JOB:
In the entries below, count each line holding the word "board". Answer with the total alone.

SUPPLIED ENTRIES:

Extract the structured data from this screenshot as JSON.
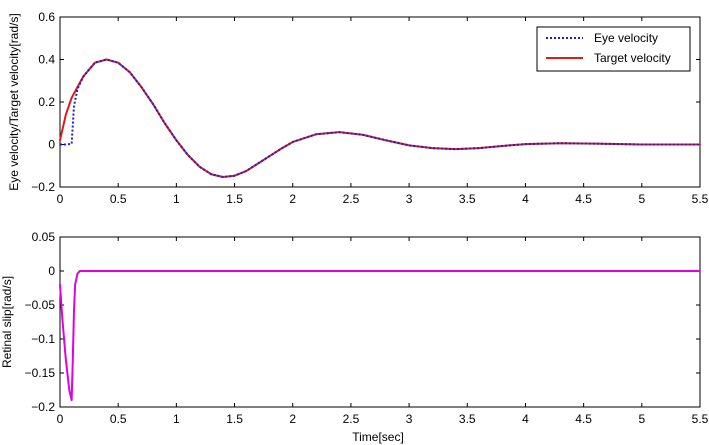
{
  "chart_data": [
    {
      "type": "line",
      "title": "",
      "xlabel": "",
      "ylabel": "Eye velocity/Target velocity[rad/s]",
      "xlim": [
        0,
        5.5
      ],
      "ylim": [
        -0.2,
        0.6
      ],
      "xticks": [
        0,
        0.5,
        1,
        1.5,
        2,
        2.5,
        3,
        3.5,
        4,
        4.5,
        5,
        5.5
      ],
      "xtick_labels": [
        "0",
        "0.5",
        "1",
        "1.5",
        "2",
        "2.5",
        "3",
        "3.5",
        "4",
        "4.5",
        "5",
        "5.5"
      ],
      "yticks": [
        -0.2,
        0,
        0.2,
        0.4,
        0.6
      ],
      "ytick_labels": [
        "−0.2",
        "0",
        "0.2",
        "0.4",
        "0.6"
      ],
      "grid": false,
      "legend_position": "top-right",
      "series": [
        {
          "name": "Eye velocity",
          "color": "#1f1fd0",
          "style": "dotted",
          "x": [
            0,
            0.05,
            0.1,
            0.12,
            0.15,
            0.2,
            0.3,
            0.4,
            0.5,
            0.6,
            0.7,
            0.8,
            0.9,
            1.0,
            1.1,
            1.2,
            1.3,
            1.4,
            1.5,
            1.6,
            1.7,
            1.8,
            1.9,
            2.0,
            2.2,
            2.4,
            2.6,
            2.8,
            3.0,
            3.2,
            3.4,
            3.6,
            3.8,
            4.0,
            4.3,
            4.6,
            5.0,
            5.5
          ],
          "y": [
            0,
            0,
            0.003,
            0.18,
            0.26,
            0.32,
            0.385,
            0.4,
            0.385,
            0.34,
            0.27,
            0.19,
            0.1,
            0.02,
            -0.05,
            -0.105,
            -0.14,
            -0.153,
            -0.147,
            -0.125,
            -0.09,
            -0.055,
            -0.02,
            0.012,
            0.048,
            0.058,
            0.046,
            0.02,
            -0.004,
            -0.017,
            -0.022,
            -0.017,
            -0.007,
            0.002,
            0.006,
            0.004,
            0.0,
            0.0
          ]
        },
        {
          "name": "Target velocity",
          "color": "#dd1c1c",
          "style": "solid",
          "x": [
            0,
            0.05,
            0.1,
            0.15,
            0.2,
            0.3,
            0.4,
            0.5,
            0.6,
            0.7,
            0.8,
            0.9,
            1.0,
            1.1,
            1.2,
            1.3,
            1.4,
            1.5,
            1.6,
            1.7,
            1.8,
            1.9,
            2.0,
            2.2,
            2.4,
            2.6,
            2.8,
            3.0,
            3.2,
            3.4,
            3.6,
            3.8,
            4.0,
            4.3,
            4.6,
            5.0,
            5.5
          ],
          "y": [
            0.02,
            0.14,
            0.22,
            0.27,
            0.32,
            0.385,
            0.4,
            0.385,
            0.34,
            0.27,
            0.19,
            0.1,
            0.02,
            -0.05,
            -0.105,
            -0.14,
            -0.153,
            -0.147,
            -0.125,
            -0.09,
            -0.055,
            -0.02,
            0.012,
            0.048,
            0.058,
            0.046,
            0.02,
            -0.004,
            -0.017,
            -0.022,
            -0.017,
            -0.007,
            0.002,
            0.006,
            0.004,
            0.0,
            0.0
          ]
        }
      ]
    },
    {
      "type": "line",
      "title": "",
      "xlabel": "Time[sec]",
      "ylabel": "Retinal slip[rad/s]",
      "xlim": [
        0,
        5.5
      ],
      "ylim": [
        -0.2,
        0.05
      ],
      "xticks": [
        0,
        0.5,
        1,
        1.5,
        2,
        2.5,
        3,
        3.5,
        4,
        4.5,
        5,
        5.5
      ],
      "xtick_labels": [
        "0",
        "0.5",
        "1",
        "1.5",
        "2",
        "2.5",
        "3",
        "3.5",
        "4",
        "4.5",
        "5",
        "5.5"
      ],
      "yticks": [
        -0.2,
        -0.15,
        -0.1,
        -0.05,
        0,
        0.05
      ],
      "ytick_labels": [
        "−0.2",
        "−0.15",
        "−0.1",
        "−0.05",
        "0",
        "0.05"
      ],
      "grid": false,
      "series": [
        {
          "color": "#e000e0",
          "style": "solid",
          "x": [
            0,
            0.02,
            0.05,
            0.08,
            0.1,
            0.11,
            0.12,
            0.13,
            0.15,
            0.17,
            0.2,
            0.3,
            1.0,
            2.0,
            3.0,
            4.0,
            5.0,
            5.5
          ],
          "y": [
            -0.02,
            -0.07,
            -0.13,
            -0.175,
            -0.19,
            -0.13,
            -0.06,
            -0.02,
            -0.004,
            0.0,
            0.0,
            0.0,
            0.0,
            0.0,
            0.0,
            0.0,
            0.0,
            0.0
          ]
        }
      ]
    }
  ]
}
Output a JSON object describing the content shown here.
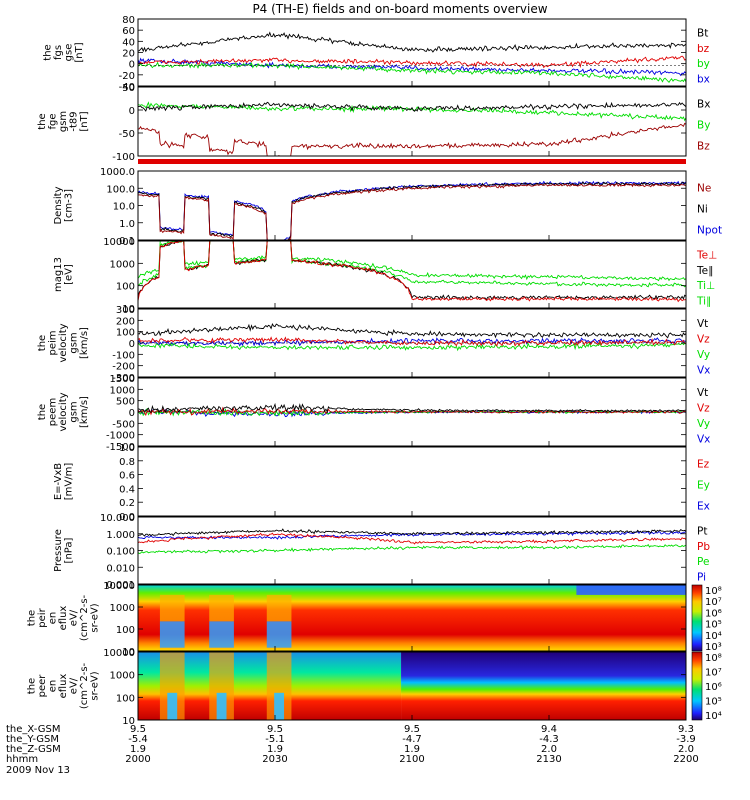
{
  "title": "P4 (TH-E) fields and on-board moments overview",
  "colors": {
    "black": "#000000",
    "red": "#e00000",
    "green": "#00dd00",
    "blue": "#0000e0",
    "darkred": "#9b0000",
    "fill_red": "#e00000"
  },
  "panels": [
    {
      "id": "fgs",
      "ylabel": [
        "the",
        "fgs",
        "gse",
        "[nT]"
      ],
      "ylim": [
        -40,
        90
      ],
      "ticks": [
        "80",
        "60",
        "40",
        "20",
        "0",
        "-20",
        "-40"
      ],
      "legend": [
        "Bt",
        "bz",
        "by",
        "bx"
      ]
    },
    {
      "id": "fge",
      "ylabel": [
        "the",
        "fge",
        "gsm",
        "-t89",
        "[nT]"
      ],
      "ylim": [
        -120,
        55
      ],
      "ticks": [
        "50",
        "0",
        "-50",
        "-100"
      ],
      "legend": [
        "Bx",
        "By",
        "Bz"
      ]
    },
    {
      "id": "density",
      "ylabel": [
        "Density",
        "[cm-3]"
      ],
      "scale": "log",
      "ylim": [
        0.1,
        1000
      ],
      "ticks": [
        "1000.0",
        "100.0",
        "10.0",
        "1.0",
        "0.1"
      ],
      "legend": [
        "Ne",
        "Ni",
        "Npot"
      ]
    },
    {
      "id": "temp",
      "ylabel": [
        "mag13",
        "[eV]"
      ],
      "scale": "log",
      "ylim": [
        10,
        10000
      ],
      "ticks": [
        "10000",
        "1000",
        "100",
        "10"
      ],
      "legend": [
        "Te⊥",
        "Te∥",
        "Ti⊥",
        "Ti∥"
      ]
    },
    {
      "id": "peim_vel",
      "ylabel": [
        "the",
        "peim",
        "velocity",
        "gsm",
        "[km/s]"
      ],
      "ylim": [
        -300,
        300
      ],
      "ticks": [
        "300",
        "200",
        "100",
        "0",
        "-100",
        "-200",
        "-300"
      ],
      "legend": [
        "Vt",
        "Vz",
        "Vy",
        "Vx"
      ]
    },
    {
      "id": "peem_vel",
      "ylabel": [
        "the",
        "peem",
        "velocity",
        "gsm",
        "[km/s]"
      ],
      "ylim": [
        -1500,
        1500
      ],
      "ticks": [
        "1500",
        "1000",
        "500",
        "0",
        "-500",
        "-1000",
        "-1500"
      ],
      "legend": [
        "Vt",
        "Vz",
        "Vy",
        "Vx"
      ]
    },
    {
      "id": "efield",
      "ylabel": [
        "E=-VxB",
        "[mV/m]"
      ],
      "ylim": [
        0.0,
        1.0
      ],
      "ticks": [
        "1.0",
        "0.8",
        "0.6",
        "0.4",
        "0.2",
        "0.0"
      ],
      "legend": [
        "Ez",
        "Ey",
        "Ex"
      ]
    },
    {
      "id": "pressure",
      "ylabel": [
        "Pressure",
        "[nPa]"
      ],
      "scale": "log",
      "ylim": [
        0.001,
        10
      ],
      "ticks": [
        "10.000",
        "1.000",
        "0.100",
        "0.010",
        "0.001"
      ],
      "legend": [
        "Pt",
        "Pb",
        "Pe",
        "Pi"
      ]
    },
    {
      "id": "peir",
      "ylabel": [
        "the",
        "peir",
        "en",
        "eflux",
        "eV/",
        "(cm^2-s-",
        "sr-eV)"
      ],
      "scale": "log",
      "ylim": [
        10,
        20000
      ],
      "ticks": [
        "10000",
        "1000",
        "100",
        "10"
      ],
      "colorbar": [
        "10⁸",
        "10⁷",
        "10⁶",
        "10⁵",
        "10⁴",
        "10³"
      ]
    },
    {
      "id": "peer",
      "ylabel": [
        "the",
        "peer",
        "en",
        "eflux",
        "eV/",
        "(cm^2-s-",
        "sr-eV)"
      ],
      "scale": "log",
      "ylim": [
        10,
        20000
      ],
      "ticks": [
        "10000",
        "1000",
        "100",
        "10"
      ],
      "colorbar": [
        "10⁸",
        "10⁷",
        "10⁶",
        "10⁵",
        "10⁴"
      ]
    }
  ],
  "footer": {
    "row_labels": [
      "the_X-GSM",
      "the_Y-GSM",
      "the_Z-GSM",
      "hhmm",
      "2009 Nov 13"
    ],
    "columns": [
      {
        "x": "9.5",
        "y": "-5.4",
        "z": "1.9",
        "t": "2000"
      },
      {
        "x": "9.5",
        "y": "-5.1",
        "z": "1.9",
        "t": "2030"
      },
      {
        "x": "9.5",
        "y": "-4.7",
        "z": "1.9",
        "t": "2100"
      },
      {
        "x": "9.4",
        "y": "-4.3",
        "z": "2.0",
        "t": "2130"
      },
      {
        "x": "9.3",
        "y": "-3.9",
        "z": "2.0",
        "t": "2200"
      }
    ]
  },
  "chart_data": {
    "type": "line",
    "title": "P4 (TH-E) fields and on-board moments overview",
    "x": [
      "2000",
      "2030",
      "2100",
      "2130",
      "2200"
    ],
    "xlabel": "hhmm",
    "date": "2009 Nov 13",
    "panels": [
      {
        "name": "the fgs gse [nT]",
        "series": [
          {
            "name": "Bt",
            "values": [
              30,
              60,
              30,
              35,
              40
            ]
          },
          {
            "name": "bz",
            "values": [
              5,
              10,
              5,
              0,
              15
            ]
          },
          {
            "name": "by",
            "values": [
              0,
              0,
              -10,
              -15,
              -30
            ]
          },
          {
            "name": "bx",
            "values": [
              10,
              0,
              -5,
              -10,
              -15
            ]
          }
        ]
      },
      {
        "name": "the fge gsm -t89 [nT]",
        "series": [
          {
            "name": "Bx",
            "values": [
              0,
              10,
              0,
              5,
              10
            ]
          },
          {
            "name": "By",
            "values": [
              10,
              0,
              0,
              -10,
              -25
            ]
          },
          {
            "name": "Bz",
            "values": [
              -50,
              -95,
              -95,
              -90,
              -40
            ]
          }
        ]
      },
      {
        "name": "Density [cm-3]",
        "series": [
          {
            "name": "Ne",
            "values": [
              40,
              0.5,
              100,
              150,
              150
            ]
          },
          {
            "name": "Ni",
            "values": [
              50,
              0.6,
              120,
              180,
              180
            ]
          },
          {
            "name": "Npot",
            "values": [
              60,
              0.6,
              130,
              200,
              200
            ]
          }
        ]
      },
      {
        "name": "mag13 [eV]",
        "series": [
          {
            "name": "Te⊥",
            "values": [
              25,
              1500,
              25,
              25,
              25
            ]
          },
          {
            "name": "Te∥",
            "values": [
              30,
              1500,
              30,
              30,
              30
            ]
          },
          {
            "name": "Ti⊥",
            "values": [
              250,
              2000,
              300,
              250,
              200
            ]
          },
          {
            "name": "Ti∥",
            "values": [
              100,
              1500,
              150,
              120,
              100
            ]
          }
        ]
      },
      {
        "name": "the peim velocity gsm [km/s]",
        "series": [
          {
            "name": "Vt",
            "values": [
              80,
              150,
              80,
              70,
              70
            ]
          },
          {
            "name": "Vz",
            "values": [
              20,
              30,
              0,
              0,
              10
            ]
          },
          {
            "name": "Vy",
            "values": [
              -20,
              -40,
              -40,
              -30,
              -20
            ]
          },
          {
            "name": "Vx",
            "values": [
              0,
              0,
              20,
              20,
              20
            ]
          }
        ]
      },
      {
        "name": "the peem velocity gsm [km/s]",
        "series": [
          {
            "name": "Vt",
            "values": [
              100,
              200,
              80,
              60,
              60
            ]
          },
          {
            "name": "Vz",
            "values": [
              0,
              50,
              0,
              0,
              0
            ]
          },
          {
            "name": "Vy",
            "values": [
              0,
              -50,
              0,
              0,
              0
            ]
          },
          {
            "name": "Vx",
            "values": [
              0,
              -80,
              0,
              0,
              0
            ]
          }
        ]
      },
      {
        "name": "E=-VxB [mV/m]",
        "series": [
          {
            "name": "Ez",
            "values": []
          },
          {
            "name": "Ey",
            "values": []
          },
          {
            "name": "Ex",
            "values": []
          }
        ]
      },
      {
        "name": "Pressure [nPa]",
        "series": [
          {
            "name": "Pt",
            "values": [
              0.8,
              1.5,
              1.0,
              1.2,
              1.5
            ]
          },
          {
            "name": "Pb",
            "values": [
              0.3,
              0.9,
              0.3,
              0.35,
              0.5
            ]
          },
          {
            "name": "Pe",
            "values": [
              0.08,
              0.1,
              0.15,
              0.15,
              0.2
            ]
          },
          {
            "name": "Pi",
            "values": [
              0.6,
              0.6,
              0.9,
              1.0,
              1.2
            ]
          }
        ]
      }
    ],
    "spectrograms": [
      {
        "name": "the peir en eflux eV/(cm^2-s-sr-eV)",
        "ylim": [
          10,
          20000
        ],
        "colorbar": [
          "10⁸",
          "10⁷",
          "10⁶",
          "10⁵",
          "10⁴",
          "10³"
        ]
      },
      {
        "name": "the peer en eflux eV/(cm^2-s-sr-eV)",
        "ylim": [
          10,
          20000
        ],
        "colorbar": [
          "10⁸",
          "10⁷",
          "10⁶",
          "10⁵",
          "10⁴"
        ]
      }
    ]
  }
}
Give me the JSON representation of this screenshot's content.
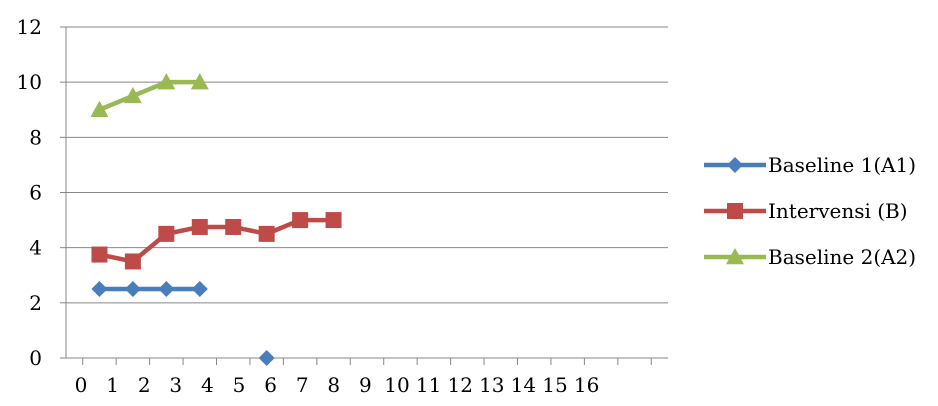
{
  "chart_data": {
    "type": "line",
    "title": "",
    "xlabel": "",
    "ylabel": "",
    "xlim": [
      0,
      18
    ],
    "ylim": [
      0,
      12
    ],
    "grid": "horizontal",
    "legend_placement": "right",
    "x_tick_labels": [
      "0",
      "1",
      "2",
      "3",
      "4",
      "5",
      "6",
      "7",
      "8",
      "9",
      "10",
      "11",
      "12",
      "13",
      "14",
      "15",
      "16"
    ],
    "y_ticks": [
      0,
      2,
      4,
      6,
      8,
      10,
      12
    ],
    "series": [
      {
        "name": "Baseline 1(A1)",
        "color": "#4A7EBB",
        "marker": "diamond",
        "segments": [
          [
            {
              "x": 1,
              "y": 2.5
            },
            {
              "x": 2,
              "y": 2.5
            },
            {
              "x": 3,
              "y": 2.5
            },
            {
              "x": 4,
              "y": 2.5
            }
          ],
          [
            {
              "x": 6,
              "y": 0
            }
          ]
        ]
      },
      {
        "name": "Intervensi (B)",
        "color": "#BE4B48",
        "marker": "square",
        "segments": [
          [
            {
              "x": 1,
              "y": 3.75
            },
            {
              "x": 2,
              "y": 3.5
            },
            {
              "x": 3,
              "y": 4.5
            },
            {
              "x": 4,
              "y": 4.75
            },
            {
              "x": 5,
              "y": 4.75
            },
            {
              "x": 6,
              "y": 4.5
            },
            {
              "x": 7,
              "y": 5
            },
            {
              "x": 8,
              "y": 5
            }
          ]
        ]
      },
      {
        "name": "Baseline 2(A2)",
        "color": "#98B954",
        "marker": "triangle",
        "segments": [
          [
            {
              "x": 1,
              "y": 9
            },
            {
              "x": 2,
              "y": 9.5
            },
            {
              "x": 3,
              "y": 10
            },
            {
              "x": 4,
              "y": 10
            }
          ]
        ]
      }
    ]
  }
}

WRITTEN RESPONSE:
2